OBJECTIVE:
Search the listing below for the word "تركيا" and copy each line that holds it.
[start of RECORDED DATA]
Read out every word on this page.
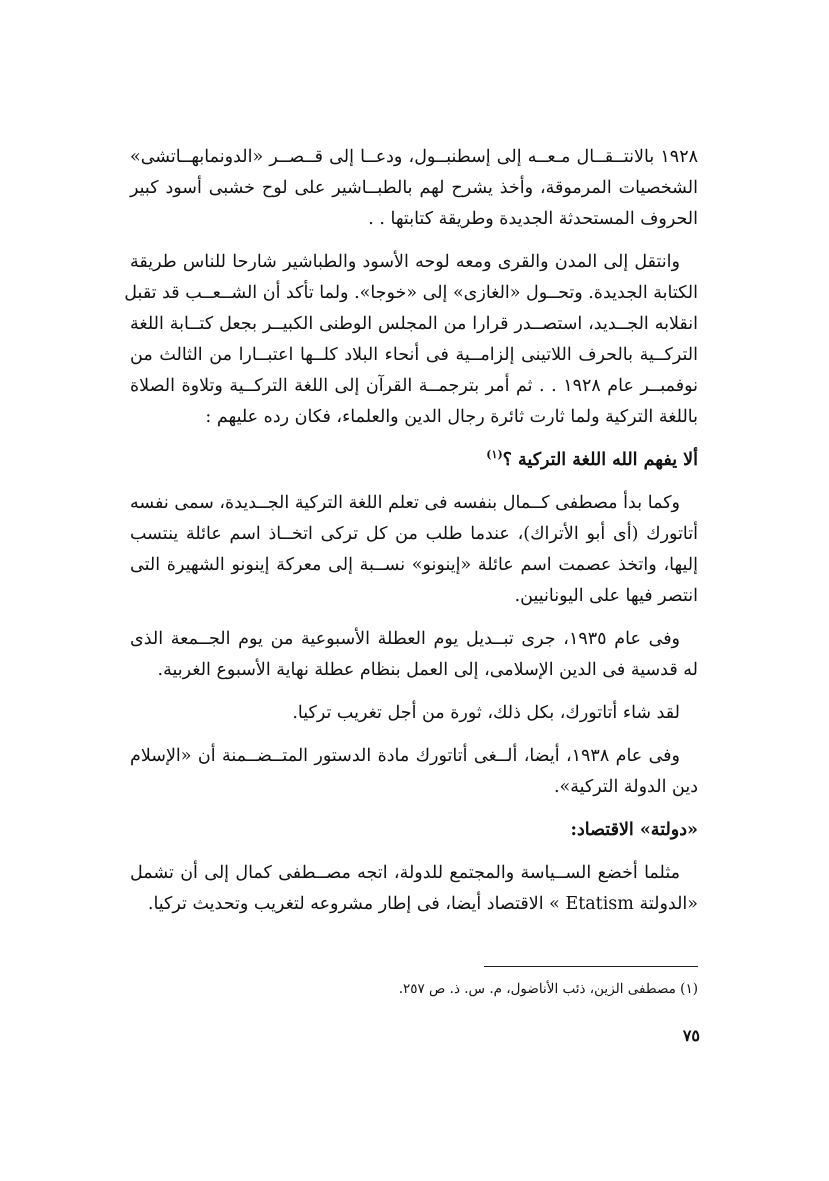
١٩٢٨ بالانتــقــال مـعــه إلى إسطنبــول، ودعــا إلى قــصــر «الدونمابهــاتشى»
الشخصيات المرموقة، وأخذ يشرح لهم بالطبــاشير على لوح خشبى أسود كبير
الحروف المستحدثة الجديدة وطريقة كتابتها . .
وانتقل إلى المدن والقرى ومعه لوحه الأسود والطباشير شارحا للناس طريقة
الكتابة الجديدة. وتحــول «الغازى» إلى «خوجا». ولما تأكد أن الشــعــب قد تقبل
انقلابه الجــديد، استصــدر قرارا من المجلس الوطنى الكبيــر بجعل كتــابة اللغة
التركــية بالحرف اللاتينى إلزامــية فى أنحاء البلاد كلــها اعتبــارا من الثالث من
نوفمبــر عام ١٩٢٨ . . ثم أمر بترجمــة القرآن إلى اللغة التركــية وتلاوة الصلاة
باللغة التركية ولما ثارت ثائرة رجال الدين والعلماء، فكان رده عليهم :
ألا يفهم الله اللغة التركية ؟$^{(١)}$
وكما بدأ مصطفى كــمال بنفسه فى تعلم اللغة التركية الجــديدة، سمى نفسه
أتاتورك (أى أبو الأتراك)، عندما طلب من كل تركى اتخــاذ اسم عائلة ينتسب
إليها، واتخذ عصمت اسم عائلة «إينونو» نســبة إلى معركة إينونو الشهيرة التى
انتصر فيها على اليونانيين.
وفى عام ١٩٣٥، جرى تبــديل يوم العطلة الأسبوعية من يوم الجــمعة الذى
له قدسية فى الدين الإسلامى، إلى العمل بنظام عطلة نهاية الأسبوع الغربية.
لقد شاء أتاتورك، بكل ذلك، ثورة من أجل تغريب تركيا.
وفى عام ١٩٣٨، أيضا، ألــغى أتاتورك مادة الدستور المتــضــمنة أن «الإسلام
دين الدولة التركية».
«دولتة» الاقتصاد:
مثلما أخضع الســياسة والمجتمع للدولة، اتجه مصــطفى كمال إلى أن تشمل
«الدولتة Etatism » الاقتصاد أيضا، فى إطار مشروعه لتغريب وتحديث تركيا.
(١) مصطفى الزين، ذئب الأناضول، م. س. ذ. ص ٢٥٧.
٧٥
[end of RECORDED DATA]
[start of RECORDED DATA]
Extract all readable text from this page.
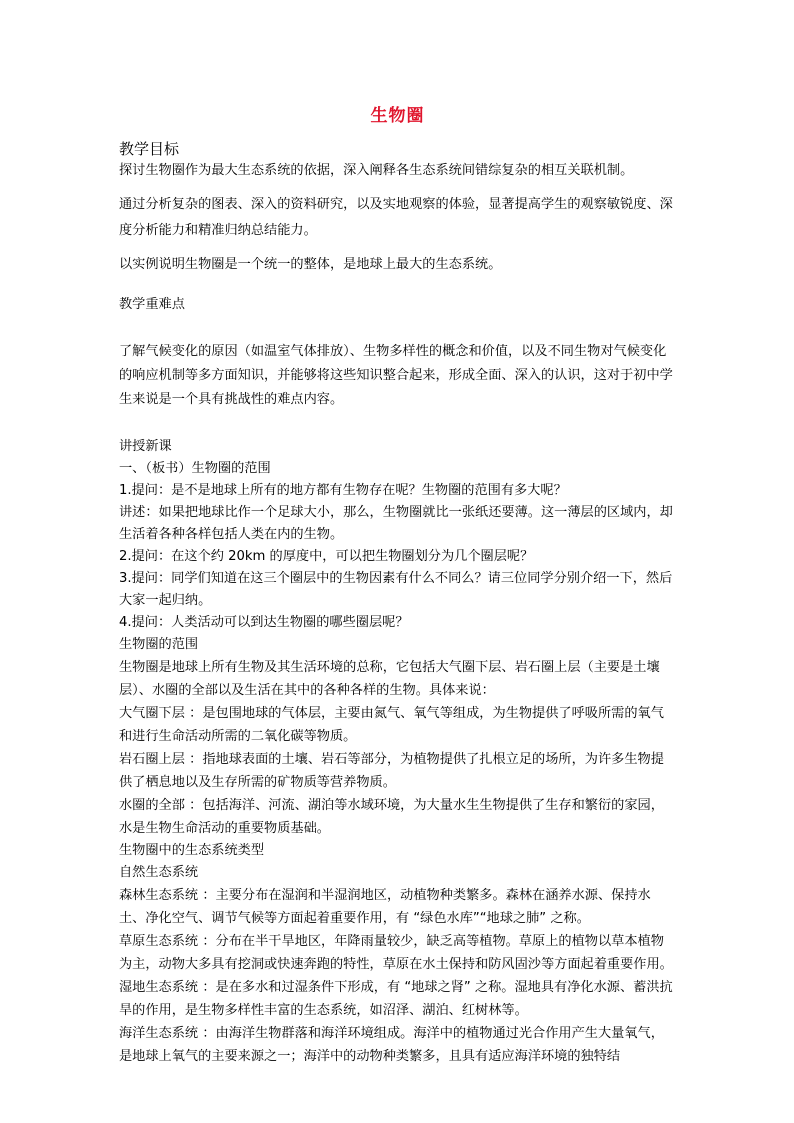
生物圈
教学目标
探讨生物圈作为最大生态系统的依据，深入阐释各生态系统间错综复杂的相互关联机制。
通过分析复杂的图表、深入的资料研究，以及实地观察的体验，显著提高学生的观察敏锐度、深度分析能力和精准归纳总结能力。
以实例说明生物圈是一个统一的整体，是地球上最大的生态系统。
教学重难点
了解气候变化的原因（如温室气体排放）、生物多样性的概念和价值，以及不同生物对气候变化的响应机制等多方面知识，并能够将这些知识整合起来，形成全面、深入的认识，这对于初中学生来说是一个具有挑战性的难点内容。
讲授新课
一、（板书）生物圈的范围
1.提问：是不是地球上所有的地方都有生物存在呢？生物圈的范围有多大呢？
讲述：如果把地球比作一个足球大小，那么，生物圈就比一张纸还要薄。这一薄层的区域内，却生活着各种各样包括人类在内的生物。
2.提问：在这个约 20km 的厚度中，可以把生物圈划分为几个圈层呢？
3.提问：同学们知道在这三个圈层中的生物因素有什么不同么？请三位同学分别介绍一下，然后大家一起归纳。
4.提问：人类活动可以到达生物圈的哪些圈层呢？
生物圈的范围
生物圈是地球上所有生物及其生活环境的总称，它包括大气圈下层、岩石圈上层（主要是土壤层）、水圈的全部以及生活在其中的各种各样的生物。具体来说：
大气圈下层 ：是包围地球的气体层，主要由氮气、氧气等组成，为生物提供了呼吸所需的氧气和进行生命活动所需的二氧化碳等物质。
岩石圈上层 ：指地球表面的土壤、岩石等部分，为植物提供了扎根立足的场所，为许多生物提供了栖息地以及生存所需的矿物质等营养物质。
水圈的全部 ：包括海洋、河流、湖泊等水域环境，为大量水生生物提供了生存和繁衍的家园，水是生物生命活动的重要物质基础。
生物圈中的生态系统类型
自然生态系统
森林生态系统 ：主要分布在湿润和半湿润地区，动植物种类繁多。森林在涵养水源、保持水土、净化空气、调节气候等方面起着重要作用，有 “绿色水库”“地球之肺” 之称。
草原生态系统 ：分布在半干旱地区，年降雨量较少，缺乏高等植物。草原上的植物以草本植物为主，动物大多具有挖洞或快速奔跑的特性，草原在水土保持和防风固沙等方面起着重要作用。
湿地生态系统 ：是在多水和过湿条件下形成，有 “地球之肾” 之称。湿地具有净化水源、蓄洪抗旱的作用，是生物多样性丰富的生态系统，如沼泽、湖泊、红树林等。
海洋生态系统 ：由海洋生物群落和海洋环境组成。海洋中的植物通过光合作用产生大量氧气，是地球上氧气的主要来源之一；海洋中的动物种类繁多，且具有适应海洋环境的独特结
[end of RECORDED DATA]
SOLUTION BELOW:
لقد شاء أتاتورك، بكل ذلك، ثورة من أجل تغريب تركيا.
«الدولتة Etatism » الاقتصاد أيضا، فى إطار مشروعه لتغريب وتحديث تركيا.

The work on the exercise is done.